Yapılacak Görevler >>
A: Aşağıdaki üç ifadenin kaynak metinle uyuşup uyuşmadığını lütfen belirtin; her biri için evet ya da hayır deyin ve kararı veren sözleri kaynak metinden harfiyen alıntılayın. (i) Cahit Sıtkı ölümden korkmaktadır. (ii) "Ne doğan güne hükmüm geçer" dizesi Otuz Beş Yaş şiirine aittir. (iii) Otuz Beş Yaş şiirinden aktarılan dizelerde sonbahar anılır.
B: Kaynak metinde "Hâller ve Hâllerimiz" sözlerinden başlayıp aşağıda "nar kırmızı sonbahar!" sözlerine kadar uzanan her şeyi harfiyen yeniden yazın.

Kaynak Metin >>
|   | 
  • Cevahir Kadri

    Hâller ve Hâllerimiz

    “Ne doğan güne hükmüm geçer;/ Ne hâlden anlayan bulunur;/ Âh, aklımdan ölmümüm geçer;/Sonra bu kuş, bu bahçe, bu nur.” der Cahit Sıtkı Tarancı Gün Eksilmesin Penceremden adlı şiirinde. Şüphesiz yaşamak ve ölüm temasını şiirlerinde en çok ele alan şairlerden biridir Cahit Sıtkı. O yaşamayı çok sevmekte, ölümden o nispette korkmaktadır. Bunu o meşhur Otuz Beş Yaş şiirinde de görürüz:

    “Ayva sarı nar kırmızı sonbahar!

    Her yıl biraz daha benimsediğim.

    Ne dönüp duruyor havada kuşlar?

    Nerden çıktı bu cenaze? Ölen kim?

    Bu kaçıncı bahçe gördüm tarumar?”

Verilen Bilgiler >>
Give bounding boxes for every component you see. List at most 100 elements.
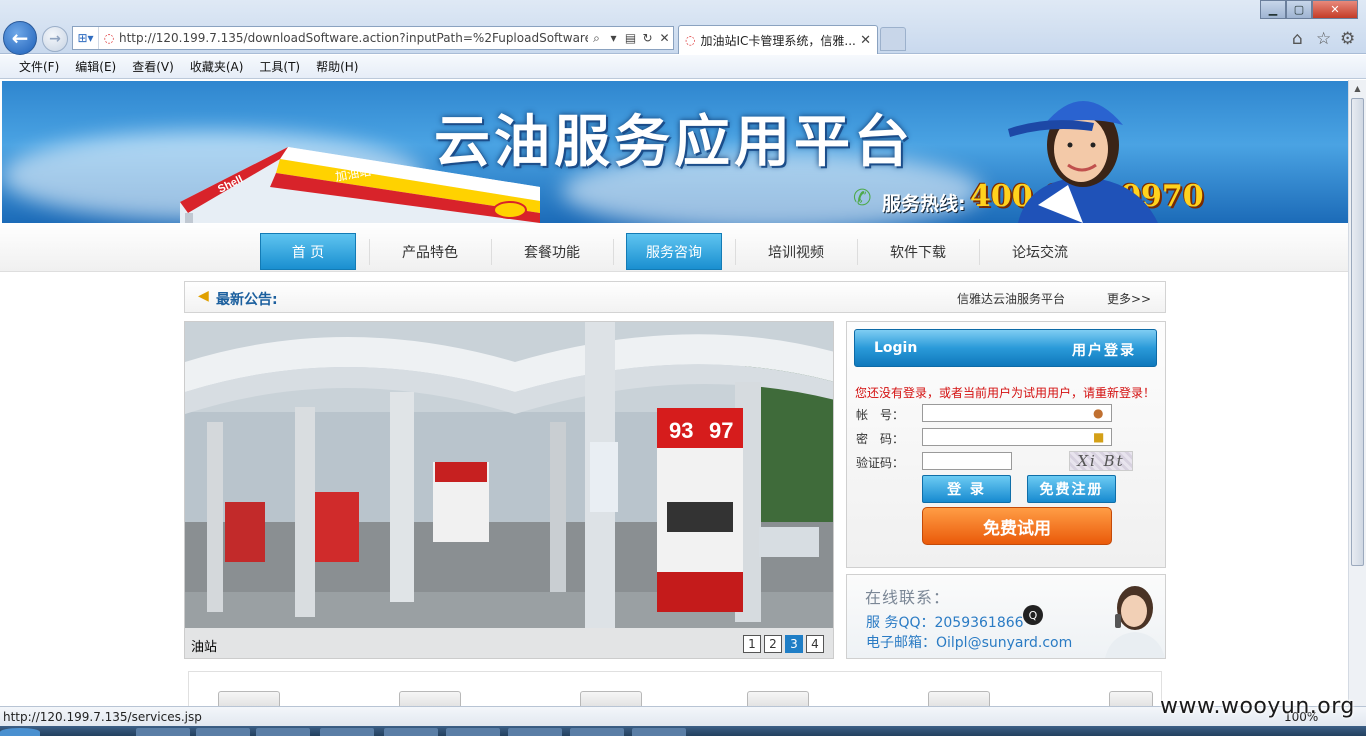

Görev Yanıtları >>
A:
(i) Evet: "O yaşamayı çok sevmekte, ölümden o nispette korkmaktadır."
(ii) Hayır: "der Cahit Sıtkı Tarancı Gün Eksilmesin Penceremden adlı şiirinde."
(iii) Evet: "Ayva sarı nar kırmızı sonbahar!"

B:
Hâller ve Hâllerimiz

    “Ne doğan güne hükmüm geçer;/ Ne hâlden anlayan bulunur;/ Âh, aklımdan ölmümüm geçer;/Sonra bu kuş, bu bahçe, bu nur.” der Cahit Sıtkı Tarancı Gün Eksilmesin Penceremden adlı şiirinde. Şüphesiz yaşamak ve ölüm temasını şiirlerinde en çok ele alan şairlerden biridir Cahit Sıtkı. O yaşamayı çok sevmekte, ölümden o nispette korkmaktadır. Bunu o meşhur Otuz Beş Yaş şiirinde de görürüz:

    “Ayva sarı nar kırmızı sonbahar!